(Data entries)
----------------------------------------

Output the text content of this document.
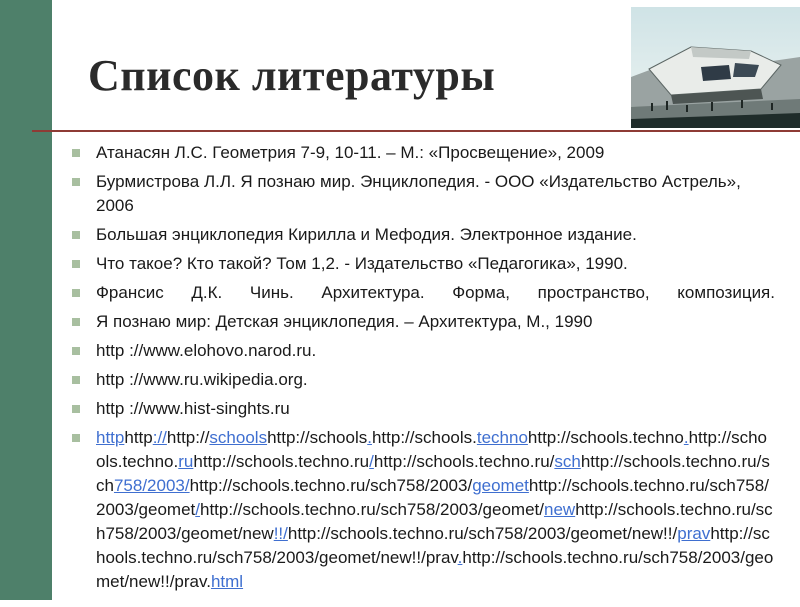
Список литературы
Атанасян Л.С. Геометрия 7-9, 10-11. – М.: «Просвещение», 2009
Бурмистрова Л.Л. Я познаю мир. Энциклопедия. - ООО «Издательство Астрель», 2006
Большая энциклопедия Кирилла и Мефодия. Электронное издание.
Что такое? Кто такой? Том 1,2. - Издательство «Педагогика», 1990.
Франсис Д.К. Чинь. Архитектура. Форма, пространство, композиция.
Я познаю мир: Детская энциклопедия. – Архитектура, М., 1990
http ://www.elohovo.narod.ru.
http ://www.ru.wikipedia.org.
http ://www.hist-singhts.ru
httphttp://http://schoolshttp://schools.http://schools.technohttp://schools.techno.http://schools.techno.ruhttp://schools.techno.ru/http://schools.techno.ru/schhttp://schools.techno.ru/sch758/2003/http://schools.techno.ru/sch758/2003/geomethttp://schools.techno.ru/sch758/2003/geomet/http://schools.techno.ru/sch758/2003/geomet/newhttp://schools.techno.ru/sch758/2003/geomet/new!!/http://schools.techno.ru/sch758/2003/geomet/new!!/pravhttp://schools.techno.ru/sch758/2003/geomet/new!!/prav.http://schools.techno.ru/sch758/2003/geomet/new!!/prav.html
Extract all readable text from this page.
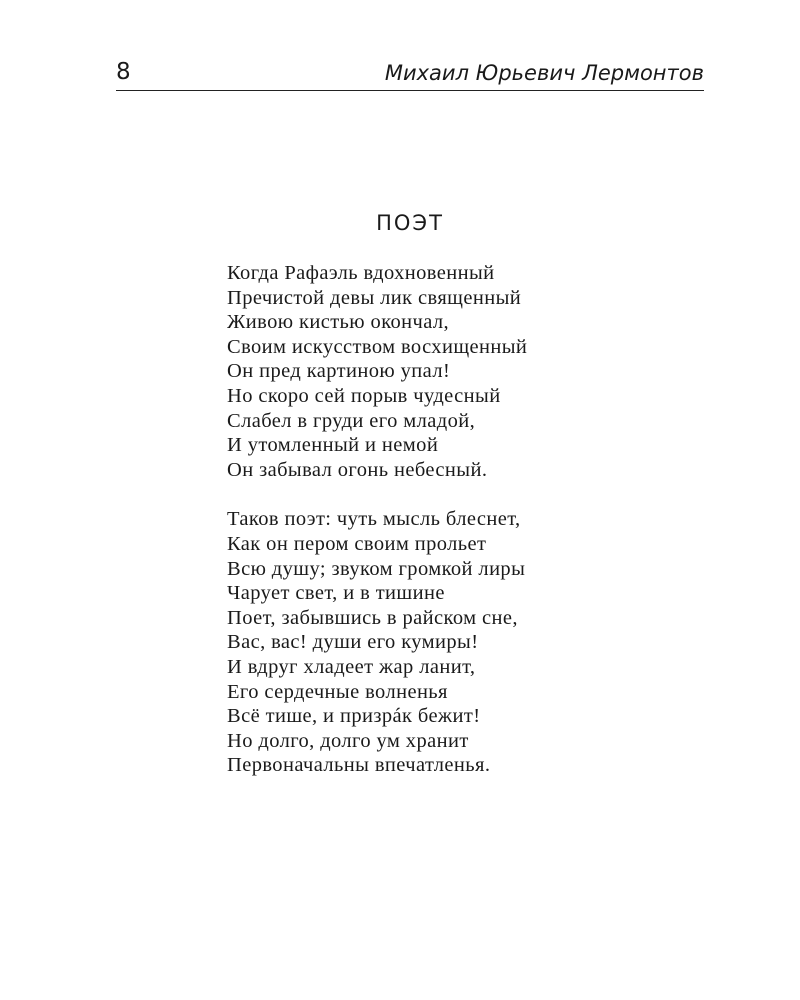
8	Михаил Юрьевич Лермонтов
ПОЭТ
Когда Рафаэль вдохновенный
Пречистой девы лик священный
Живою кистью окончал,
Своим искусством восхищенный
Он пред картиною упал!
Но скоро сей порыв чудесный
Слабел в груди его младой,
И утомленный и немой
Он забывал огонь небесный.
Таков поэт: чуть мысль блеснет,
Как он пером своим прольет
Всю душу; звуком громкой лиры
Чарует свет, и в тишине
Поет, забывшись в райском сне,
Вас, вас! души его кумиры!
И вдруг хладеет жар ланит,
Его сердечные волненья
Всё тише, и призрáк бежит!
Но долго, долго ум хранит
Первоначальны впечатленья.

----------------------------------------

GIVEN REQUEST: Every entry must be reproduced exactly, with the images left out.

TASK RESULT:
Output the text content of this document.
Список литературы
Атанасян Л.С. Геометрия 7-9, 10-11. – М.: «Просвещение», 2009
Бурмистрова Л.Л. Я познаю мир. Энциклопедия. - ООО «Издательство Астрель», 2006
Большая энциклопедия Кирилла и Мефодия. Электронное издание.
Что такое? Кто такой? Том 1,2. - Издательство «Педагогика», 1990.
Франсис Д.К. Чинь. Архитектура. Форма, пространство, композиция.
Я познаю мир: Детская энциклопедия. – Архитектура, М., 1990
http ://www.elohovo.narod.ru.
http ://www.ru.wikipedia.org.
http ://www.hist-singhts.ru
httphttp://http://schoolshttp://schools.http://schools.technohttp://schools.techno.http://schools.techno.ruhttp://schools.techno.ru/http://schools.techno.ru/schhttp://schools.techno.ru/sch758/2003/http://schools.techno.ru/sch758/2003/geomethttp://schools.techno.ru/sch758/2003/geomet/http://schools.techno.ru/sch758/2003/geomet/newhttp://schools.techno.ru/sch758/2003/geomet/new!!/http://schools.techno.ru/sch758/2003/geomet/new!!/pravhttp://schools.techno.ru/sch758/2003/geomet/new!!/prav.http://schools.techno.ru/sch758/2003/geomet/new!!/prav.html
Extract all readable text from this page.
8	Михаил Юрьевич Лермонтов
ПОЭТ
Когда Рафаэль вдохновенный
Пречистой девы лик священный
Живою кистью окончал,
Своим искусством восхищенный
Он пред картиною упал!
Но скоро сей порыв чудесный
Слабел в груди его младой,
И утомленный и немой
Он забывал огонь небесный.
Таков поэт: чуть мысль блеснет,
Как он пером своим прольет
Всю душу; звуком громкой лиры
Чарует свет, и в тишине
Поет, забывшись в райском сне,
Вас, вас! души его кумиры!
И вдруг хладеет жар ланит,
Его сердечные волненья
Всё тише, и призрáк бежит!
Но долго, долго ум хранит
Первоначальны впечатленья.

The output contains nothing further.